--- THE EXERCISE ---
Return each line of the material verbatim.

--- SUPPLIED MATERIAL ---
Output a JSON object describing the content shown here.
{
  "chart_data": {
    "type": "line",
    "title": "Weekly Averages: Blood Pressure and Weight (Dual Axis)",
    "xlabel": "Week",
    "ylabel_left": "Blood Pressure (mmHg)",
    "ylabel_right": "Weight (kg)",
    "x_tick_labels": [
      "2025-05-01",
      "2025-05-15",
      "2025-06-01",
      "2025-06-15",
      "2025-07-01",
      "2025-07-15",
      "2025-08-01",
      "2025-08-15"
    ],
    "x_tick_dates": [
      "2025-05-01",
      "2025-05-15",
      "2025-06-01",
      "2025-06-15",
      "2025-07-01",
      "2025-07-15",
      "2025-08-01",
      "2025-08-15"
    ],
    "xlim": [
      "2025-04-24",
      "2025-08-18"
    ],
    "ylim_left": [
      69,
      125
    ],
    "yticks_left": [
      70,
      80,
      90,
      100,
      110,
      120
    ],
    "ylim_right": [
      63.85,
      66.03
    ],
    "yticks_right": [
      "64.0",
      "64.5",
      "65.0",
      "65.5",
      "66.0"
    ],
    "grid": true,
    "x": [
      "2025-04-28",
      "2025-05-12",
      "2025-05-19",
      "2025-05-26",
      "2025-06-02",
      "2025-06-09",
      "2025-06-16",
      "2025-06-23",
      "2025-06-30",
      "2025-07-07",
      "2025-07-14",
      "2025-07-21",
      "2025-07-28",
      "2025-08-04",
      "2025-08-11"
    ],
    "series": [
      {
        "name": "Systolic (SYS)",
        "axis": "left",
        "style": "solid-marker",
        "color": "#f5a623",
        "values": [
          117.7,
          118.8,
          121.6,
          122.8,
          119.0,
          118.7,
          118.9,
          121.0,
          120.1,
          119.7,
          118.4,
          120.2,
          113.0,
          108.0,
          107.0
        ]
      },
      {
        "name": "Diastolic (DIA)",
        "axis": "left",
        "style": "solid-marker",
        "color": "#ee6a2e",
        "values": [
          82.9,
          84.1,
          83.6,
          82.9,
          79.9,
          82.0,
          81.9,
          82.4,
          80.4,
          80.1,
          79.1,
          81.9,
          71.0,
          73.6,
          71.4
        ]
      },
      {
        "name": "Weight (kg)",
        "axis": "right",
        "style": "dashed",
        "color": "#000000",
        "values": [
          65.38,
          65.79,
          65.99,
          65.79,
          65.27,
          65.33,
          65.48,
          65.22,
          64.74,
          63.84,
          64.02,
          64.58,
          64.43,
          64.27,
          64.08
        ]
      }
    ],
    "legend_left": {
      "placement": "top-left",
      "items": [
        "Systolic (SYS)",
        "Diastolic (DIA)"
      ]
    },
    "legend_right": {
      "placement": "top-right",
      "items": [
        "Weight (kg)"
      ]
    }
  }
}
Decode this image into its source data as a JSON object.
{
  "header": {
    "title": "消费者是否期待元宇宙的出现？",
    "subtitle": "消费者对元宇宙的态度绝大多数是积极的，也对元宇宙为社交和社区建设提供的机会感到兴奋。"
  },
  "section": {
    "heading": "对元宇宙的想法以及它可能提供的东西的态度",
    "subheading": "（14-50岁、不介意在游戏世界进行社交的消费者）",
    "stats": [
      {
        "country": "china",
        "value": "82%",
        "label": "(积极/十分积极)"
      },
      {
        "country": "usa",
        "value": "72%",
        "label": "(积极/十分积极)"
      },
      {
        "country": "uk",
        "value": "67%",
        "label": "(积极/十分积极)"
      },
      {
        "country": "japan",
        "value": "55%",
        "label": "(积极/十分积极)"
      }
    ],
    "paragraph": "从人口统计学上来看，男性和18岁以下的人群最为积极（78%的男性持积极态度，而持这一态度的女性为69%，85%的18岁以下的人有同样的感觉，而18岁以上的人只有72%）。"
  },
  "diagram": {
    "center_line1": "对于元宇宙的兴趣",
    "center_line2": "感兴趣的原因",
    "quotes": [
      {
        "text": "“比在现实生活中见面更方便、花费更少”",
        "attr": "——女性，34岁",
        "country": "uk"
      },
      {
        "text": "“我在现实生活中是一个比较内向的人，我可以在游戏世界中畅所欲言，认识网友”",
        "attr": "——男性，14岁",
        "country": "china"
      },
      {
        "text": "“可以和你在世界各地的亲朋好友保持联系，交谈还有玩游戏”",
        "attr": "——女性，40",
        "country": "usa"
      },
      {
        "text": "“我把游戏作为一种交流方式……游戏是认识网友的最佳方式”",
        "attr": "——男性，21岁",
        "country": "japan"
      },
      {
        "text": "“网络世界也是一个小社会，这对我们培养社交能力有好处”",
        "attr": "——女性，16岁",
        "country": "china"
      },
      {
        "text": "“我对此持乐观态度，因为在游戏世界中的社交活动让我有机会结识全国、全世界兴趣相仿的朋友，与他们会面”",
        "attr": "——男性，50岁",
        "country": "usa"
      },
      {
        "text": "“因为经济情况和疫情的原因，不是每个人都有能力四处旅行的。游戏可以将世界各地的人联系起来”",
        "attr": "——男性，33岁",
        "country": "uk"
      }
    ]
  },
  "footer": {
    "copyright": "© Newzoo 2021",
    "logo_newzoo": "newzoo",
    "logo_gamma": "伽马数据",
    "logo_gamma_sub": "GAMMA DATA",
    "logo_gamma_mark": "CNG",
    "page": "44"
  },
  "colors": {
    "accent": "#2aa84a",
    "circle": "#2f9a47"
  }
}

--- RESPONSE ---
Output a JSON object describing the content shown here.
{
  "chart_data": {
    "type": "line",
    "title": "Weekly Averages: Blood Pressure and Weight (Dual Axis)",
    "xlabel": "Week",
    "ylabel_left": "Blood Pressure (mmHg)",
    "ylabel_right": "Weight (kg)",
    "x_tick_labels": [
      "2025-05-01",
      "2025-05-15",
      "2025-06-01",
      "2025-06-15",
      "2025-07-01",
      "2025-07-15",
      "2025-08-01",
      "2025-08-15"
    ],
    "x_tick_dates": [
      "2025-05-01",
      "2025-05-15",
      "2025-06-01",
      "2025-06-15",
      "2025-07-01",
      "2025-07-15",
      "2025-08-01",
      "2025-08-15"
    ],
    "xlim": [
      "2025-04-24",
      "2025-08-18"
    ],
    "ylim_left": [
      69,
      125
    ],
    "yticks_left": [
      70,
      80,
      90,
      100,
      110,
      120
    ],
    "ylim_right": [
      63.85,
      66.03
    ],
    "yticks_right": [
      "64.0",
      "64.5",
      "65.0",
      "65.5",
      "66.0"
    ],
    "grid": true,
    "x": [
      "2025-04-28",
      "2025-05-12",
      "2025-05-19",
      "2025-05-26",
      "2025-06-02",
      "2025-06-09",
      "2025-06-16",
      "2025-06-23",
      "2025-06-30",
      "2025-07-07",
      "2025-07-14",
      "2025-07-21",
      "2025-07-28",
      "2025-08-04",
      "2025-08-11"
    ],
    "series": [
      {
        "name": "Systolic (SYS)",
        "axis": "left",
        "style": "solid-marker",
        "color": "#f5a623",
        "values": [
          117.7,
          118.8,
          121.6,
          122.8,
          119.0,
          118.7,
          118.9,
          121.0,
          120.1,
          119.7,
          118.4,
          120.2,
          113.0,
          108.0,
          107.0
        ]
      },
      {
        "name": "Diastolic (DIA)",
        "axis": "left",
        "style": "solid-marker",
        "color": "#ee6a2e",
        "values": [
          82.9,
          84.1,
          83.6,
          82.9,
          79.9,
          82.0,
          81.9,
          82.4,
          80.4,
          80.1,
          79.1,
          81.9,
          71.0,
          73.6,
          71.4
        ]
      },
      {
        "name": "Weight (kg)",
        "axis": "right",
        "style": "dashed",
        "color": "#000000",
        "values": [
          65.38,
          65.79,
          65.99,
          65.79,
          65.27,
          65.33,
          65.48,
          65.22,
          64.74,
          63.84,
          64.02,
          64.58,
          64.43,
          64.27,
          64.08
        ]
      }
    ],
    "legend_left": {
      "placement": "top-left",
      "items": [
        "Systolic (SYS)",
        "Diastolic (DIA)"
      ]
    },
    "legend_right": {
      "placement": "top-right",
      "items": [
        "Weight (kg)"
      ]
    }
  }
}
Decode this image into its source data as a JSON object.
{
  "header": {
    "title": "消费者是否期待元宇宙的出现？",
    "subtitle": "消费者对元宇宙的态度绝大多数是积极的，也对元宇宙为社交和社区建设提供的机会感到兴奋。"
  },
  "section": {
    "heading": "对元宇宙的想法以及它可能提供的东西的态度",
    "subheading": "（14-50岁、不介意在游戏世界进行社交的消费者）",
    "stats": [
      {
        "country": "china",
        "value": "82%",
        "label": "(积极/十分积极)"
      },
      {
        "country": "usa",
        "value": "72%",
        "label": "(积极/十分积极)"
      },
      {
        "country": "uk",
        "value": "67%",
        "label": "(积极/十分积极)"
      },
      {
        "country": "japan",
        "value": "55%",
        "label": "(积极/十分积极)"
      }
    ],
    "paragraph": "从人口统计学上来看，男性和18岁以下的人群最为积极（78%的男性持积极态度，而持这一态度的女性为69%，85%的18岁以下的人有同样的感觉，而18岁以上的人只有72%）。"
  },
  "diagram": {
    "center_line1": "对于元宇宙的兴趣",
    "center_line2": "感兴趣的原因",
    "quotes": [
      {
        "text": "“比在现实生活中见面更方便、花费更少”",
        "attr": "——女性，34岁",
        "country": "uk"
      },
      {
        "text": "“我在现实生活中是一个比较内向的人，我可以在游戏世界中畅所欲言，认识网友”",
        "attr": "——男性，14岁",
        "country": "china"
      },
      {
        "text": "“可以和你在世界各地的亲朋好友保持联系，交谈还有玩游戏”",
        "attr": "——女性，40",
        "country": "usa"
      },
      {
        "text": "“我把游戏作为一种交流方式……游戏是认识网友的最佳方式”",
        "attr": "——男性，21岁",
        "country": "japan"
      },
      {
        "text": "“网络世界也是一个小社会，这对我们培养社交能力有好处”",
        "attr": "——女性，16岁",
        "country": "china"
      },
      {
        "text": "“我对此持乐观态度，因为在游戏世界中的社交活动让我有机会结识全国、全世界兴趣相仿的朋友，与他们会面”",
        "attr": "——男性，50岁",
        "country": "usa"
      },
      {
        "text": "“因为经济情况和疫情的原因，不是每个人都有能力四处旅行的。游戏可以将世界各地的人联系起来”",
        "attr": "——男性，33岁",
        "country": "uk"
      }
    ]
  },
  "footer": {
    "copyright": "© Newzoo 2021",
    "logo_newzoo": "newzoo",
    "logo_gamma": "伽马数据",
    "logo_gamma_sub": "GAMMA DATA",
    "logo_gamma_mark": "CNG",
    "page": "44"
  },
  "colors": {
    "accent": "#2aa84a",
    "circle": "#2f9a47"
  }
}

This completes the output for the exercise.